:: Supplied records
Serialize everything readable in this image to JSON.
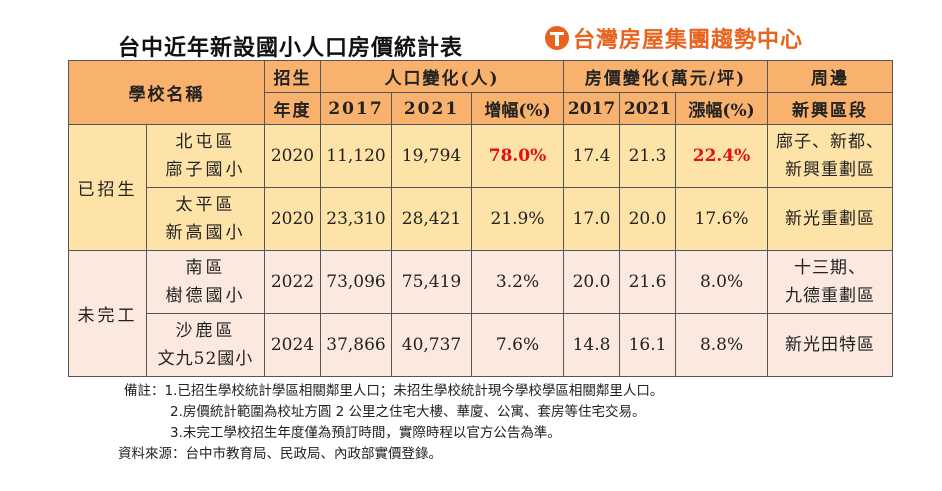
{
  "header": {
    "title": "台中近年新設國小人口房價統計表",
    "brand": "台灣房屋集團趨勢中心",
    "brand_color": "#e8631e",
    "brand_icon": "taiwan-house-logo-icon"
  },
  "table": {
    "headers": {
      "school": "學校名稱",
      "enroll_1": "招生",
      "enroll_2": "年度",
      "population": "人口變化(人)",
      "price": "房價變化(萬元/坪)",
      "area_1": "周邊",
      "area_2": "新興區段",
      "year_a": "2017",
      "year_b": "2021",
      "pop_growth": "增幅(%)",
      "price_year_a": "2017",
      "price_year_b": "2021",
      "price_growth": "漲幅(%)"
    },
    "groups": {
      "enrolled": "已招生",
      "unfinished": "未完工"
    },
    "rows": [
      {
        "district": "北屯區",
        "school": "廍子國小",
        "year": "2020",
        "pop2017": "11,120",
        "pop2021": "19,794",
        "pop_growth": "78.0%",
        "price2017": "17.4",
        "price2021": "21.3",
        "price_growth": "22.4%",
        "area_1": "廍子、新都、",
        "area_2": "新興重劃區"
      },
      {
        "district": "太平區",
        "school": "新高國小",
        "year": "2020",
        "pop2017": "23,310",
        "pop2021": "28,421",
        "pop_growth": "21.9%",
        "price2017": "17.0",
        "price2021": "20.0",
        "price_growth": "17.6%",
        "area_1": "新光重劃區",
        "area_2": ""
      },
      {
        "district": "南區",
        "school": "樹德國小",
        "year": "2022",
        "pop2017": "73,096",
        "pop2021": "75,419",
        "pop_growth": "3.2%",
        "price2017": "20.0",
        "price2021": "21.6",
        "price_growth": "8.0%",
        "area_1": "十三期、",
        "area_2": "九德重劃區"
      },
      {
        "district": "沙鹿區",
        "school": "文九52國小",
        "year": "2024",
        "pop2017": "37,866",
        "pop2021": "40,737",
        "pop_growth": "7.6%",
        "price2017": "14.8",
        "price2021": "16.1",
        "price_growth": "8.8%",
        "area_1": "新光田特區",
        "area_2": ""
      }
    ],
    "highlight_color": "#e0101a",
    "header_color": "#f8b26d",
    "enrolled_color": "#fde3a7",
    "unfinished_color": "#fbe8df"
  },
  "notes": {
    "note1": "備註：1.已招生學校統計學區相關鄰里人口；未招生學校統計現今學校學區相關鄰里人口。",
    "note2": "2.房價統計範圍為校址方圓 2 公里之住宅大樓、華廈、公寓、套房等住宅交易。",
    "note3": "3.未完工學校招生年度僅為預訂時間，實際時程以官方公告為準。",
    "source": "資料來源：台中市教育局、民政局、內政部實價登錄。"
  }
}
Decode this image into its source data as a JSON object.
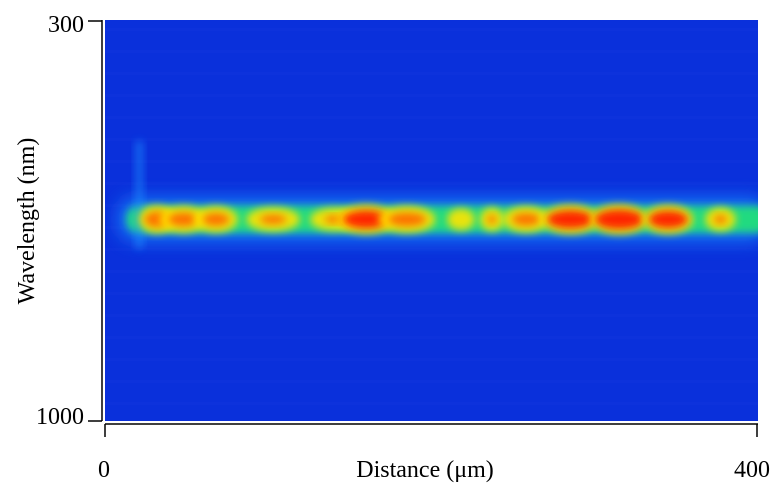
{
  "chart_data": {
    "type": "heatmap",
    "xlabel": "Distance (μm)",
    "ylabel": "Wavelength (nm)",
    "xlim": [
      0,
      400
    ],
    "ylim": [
      300,
      1000
    ],
    "x_ticks": [
      "0",
      "400"
    ],
    "y_ticks": [
      "300",
      "1000"
    ],
    "colormap": [
      "#0a2fdb",
      "#1e90ff",
      "#22e07a",
      "#ffe400",
      "#ff1a00"
    ],
    "background_color": "#0a30db",
    "band": {
      "center_wavelength": 652,
      "half_width_nm": 30,
      "x_range": [
        0,
        400
      ]
    },
    "vertical_streak": {
      "x": 21,
      "wavelength_range": [
        600,
        790
      ]
    },
    "hotspots": [
      {
        "x": 32,
        "w": 18,
        "level": 0.85
      },
      {
        "x": 48,
        "w": 24,
        "level": 0.78
      },
      {
        "x": 68,
        "w": 22,
        "level": 0.74
      },
      {
        "x": 103,
        "w": 28,
        "level": 0.58
      },
      {
        "x": 141,
        "w": 26,
        "level": 0.5
      },
      {
        "x": 160,
        "w": 30,
        "level": 0.95
      },
      {
        "x": 185,
        "w": 30,
        "level": 0.78
      },
      {
        "x": 218,
        "w": 12,
        "level": 0.42
      },
      {
        "x": 237,
        "w": 10,
        "level": 0.55
      },
      {
        "x": 258,
        "w": 24,
        "level": 0.72
      },
      {
        "x": 285,
        "w": 30,
        "level": 0.95
      },
      {
        "x": 315,
        "w": 30,
        "level": 1.0
      },
      {
        "x": 345,
        "w": 26,
        "level": 0.92
      },
      {
        "x": 377,
        "w": 14,
        "level": 0.55
      }
    ]
  }
}
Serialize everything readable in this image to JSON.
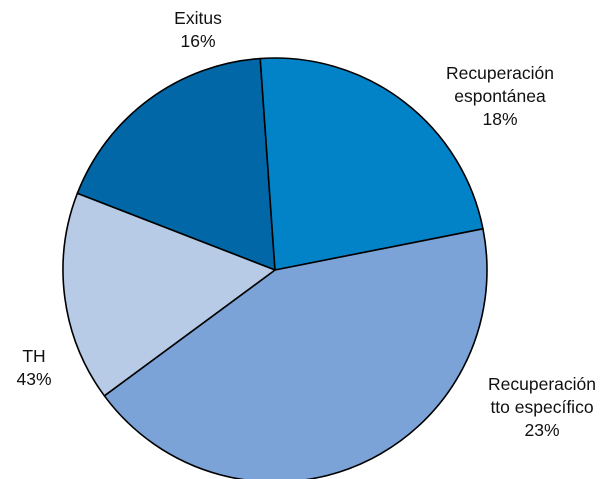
{
  "chart_data": {
    "type": "pie",
    "title": "",
    "start_angle_deg": -68.8,
    "direction": "clockwise",
    "slices": [
      {
        "label_lines": [
          "Recuperación",
          "espontánea"
        ],
        "pct_text": "18%",
        "value": 18,
        "color": "#0167a6"
      },
      {
        "label_lines": [
          "Recuperación",
          "tto específico"
        ],
        "pct_text": "23%",
        "value": 23,
        "color": "#0383c7"
      },
      {
        "label_lines": [
          "TH"
        ],
        "pct_text": "43%",
        "value": 43,
        "color": "#7ba3d8"
      },
      {
        "label_lines": [
          "Exitus"
        ],
        "pct_text": "16%",
        "value": 16,
        "color": "#b7cbe6"
      }
    ]
  }
}
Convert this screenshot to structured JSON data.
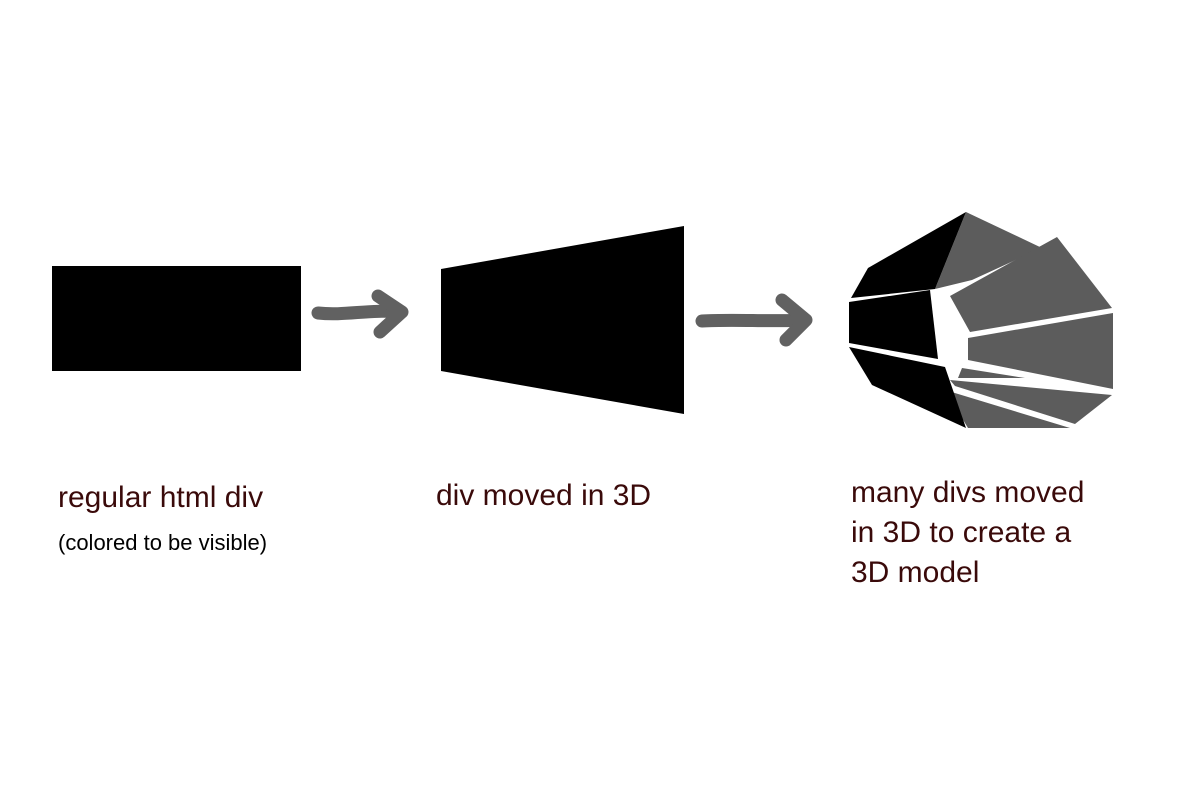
{
  "colors": {
    "shape_dark": "#000000",
    "shape_light": "#5c5c5c",
    "arrow": "#616161",
    "caption_text": "#3a0a0a",
    "background": "#ffffff"
  },
  "panels": [
    {
      "caption": "regular html div",
      "subcaption": "(colored to be visible)"
    },
    {
      "caption": "div moved in 3D"
    },
    {
      "caption_lines": [
        "many divs moved",
        "in 3D to create a",
        "3D model"
      ]
    }
  ],
  "icons": [
    "right-arrow-icon",
    "right-arrow-icon"
  ]
}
::::
Without the pictures, repeat the listing above exactly.

_Solution for this problem_
Serialize everything readable in this image to JSON.
{
  "header": {
    "title": "台中近年新設國小人口房價統計表",
    "brand": "台灣房屋集團趨勢中心",
    "brand_color": "#e8631e",
    "brand_icon": "taiwan-house-logo-icon"
  },
  "table": {
    "headers": {
      "school": "學校名稱",
      "enroll_1": "招生",
      "enroll_2": "年度",
      "population": "人口變化(人)",
      "price": "房價變化(萬元/坪)",
      "area_1": "周邊",
      "area_2": "新興區段",
      "year_a": "2017",
      "year_b": "2021",
      "pop_growth": "增幅(%)",
      "price_year_a": "2017",
      "price_year_b": "2021",
      "price_growth": "漲幅(%)"
    },
    "groups": {
      "enrolled": "已招生",
      "unfinished": "未完工"
    },
    "rows": [
      {
        "district": "北屯區",
        "school": "廍子國小",
        "year": "2020",
        "pop2017": "11,120",
        "pop2021": "19,794",
        "pop_growth": "78.0%",
        "price2017": "17.4",
        "price2021": "21.3",
        "price_growth": "22.4%",
        "area_1": "廍子、新都、",
        "area_2": "新興重劃區"
      },
      {
        "district": "太平區",
        "school": "新高國小",
        "year": "2020",
        "pop2017": "23,310",
        "pop2021": "28,421",
        "pop_growth": "21.9%",
        "price2017": "17.0",
        "price2021": "20.0",
        "price_growth": "17.6%",
        "area_1": "新光重劃區",
        "area_2": ""
      },
      {
        "district": "南區",
        "school": "樹德國小",
        "year": "2022",
        "pop2017": "73,096",
        "pop2021": "75,419",
        "pop_growth": "3.2%",
        "price2017": "20.0",
        "price2021": "21.6",
        "price_growth": "8.0%",
        "area_1": "十三期、",
        "area_2": "九德重劃區"
      },
      {
        "district": "沙鹿區",
        "school": "文九52國小",
        "year": "2024",
        "pop2017": "37,866",
        "pop2021": "40,737",
        "pop_growth": "7.6%",
        "price2017": "14.8",
        "price2021": "16.1",
        "price_growth": "8.8%",
        "area_1": "新光田特區",
        "area_2": ""
      }
    ],
    "highlight_color": "#e0101a",
    "header_color": "#f8b26d",
    "enrolled_color": "#fde3a7",
    "unfinished_color": "#fbe8df"
  },
  "notes": {
    "note1": "備註：1.已招生學校統計學區相關鄰里人口；未招生學校統計現今學校學區相關鄰里人口。",
    "note2": "2.房價統計範圍為校址方圓 2 公里之住宅大樓、華廈、公寓、套房等住宅交易。",
    "note3": "3.未完工學校招生年度僅為預訂時間，實際時程以官方公告為準。",
    "source": "資料來源：台中市教育局、民政局、內政部實價登錄。"
  }
}
Decode this image into its source data as a JSON object.
{
  "chart_data": {
    "type": "heatmap",
    "xlabel": "Distance (μm)",
    "ylabel": "Wavelength (nm)",
    "xlim": [
      0,
      400
    ],
    "ylim": [
      300,
      1000
    ],
    "x_ticks": [
      "0",
      "400"
    ],
    "y_ticks": [
      "300",
      "1000"
    ],
    "colormap": [
      "#0a2fdb",
      "#1e90ff",
      "#22e07a",
      "#ffe400",
      "#ff1a00"
    ],
    "background_color": "#0a30db",
    "band": {
      "center_wavelength": 652,
      "half_width_nm": 30,
      "x_range": [
        0,
        400
      ]
    },
    "vertical_streak": {
      "x": 21,
      "wavelength_range": [
        600,
        790
      ]
    },
    "hotspots": [
      {
        "x": 32,
        "w": 18,
        "level": 0.85
      },
      {
        "x": 48,
        "w": 24,
        "level": 0.78
      },
      {
        "x": 68,
        "w": 22,
        "level": 0.74
      },
      {
        "x": 103,
        "w": 28,
        "level": 0.58
      },
      {
        "x": 141,
        "w": 26,
        "level": 0.5
      },
      {
        "x": 160,
        "w": 30,
        "level": 0.95
      },
      {
        "x": 185,
        "w": 30,
        "level": 0.78
      },
      {
        "x": 218,
        "w": 12,
        "level": 0.42
      },
      {
        "x": 237,
        "w": 10,
        "level": 0.55
      },
      {
        "x": 258,
        "w": 24,
        "level": 0.72
      },
      {
        "x": 285,
        "w": 30,
        "level": 0.95
      },
      {
        "x": 315,
        "w": 30,
        "level": 1.0
      },
      {
        "x": 345,
        "w": 26,
        "level": 0.92
      },
      {
        "x": 377,
        "w": 14,
        "level": 0.55
      }
    ]
  }
}
Serialize everything readable in this image to JSON.
{
  "chart_data": {
    "type": "pie",
    "title": "",
    "start_angle_deg": -68.8,
    "direction": "clockwise",
    "slices": [
      {
        "label_lines": [
          "Recuperación",
          "espontánea"
        ],
        "pct_text": "18%",
        "value": 18,
        "color": "#0167a6"
      },
      {
        "label_lines": [
          "Recuperación",
          "tto específico"
        ],
        "pct_text": "23%",
        "value": 23,
        "color": "#0383c7"
      },
      {
        "label_lines": [
          "TH"
        ],
        "pct_text": "43%",
        "value": 43,
        "color": "#7ba3d8"
      },
      {
        "label_lines": [
          "Exitus"
        ],
        "pct_text": "16%",
        "value": 16,
        "color": "#b7cbe6"
      }
    ]
  }
}
Convert this screenshot to structured JSON data.
{
  "colors": {
    "shape_dark": "#000000",
    "shape_light": "#5c5c5c",
    "arrow": "#616161",
    "caption_text": "#3a0a0a",
    "background": "#ffffff"
  },
  "panels": [
    {
      "caption": "regular html div",
      "subcaption": "(colored to be visible)"
    },
    {
      "caption": "div moved in 3D"
    },
    {
      "caption_lines": [
        "many divs moved",
        "in 3D to create a",
        "3D model"
      ]
    }
  ],
  "icons": [
    "right-arrow-icon",
    "right-arrow-icon"
  ]
}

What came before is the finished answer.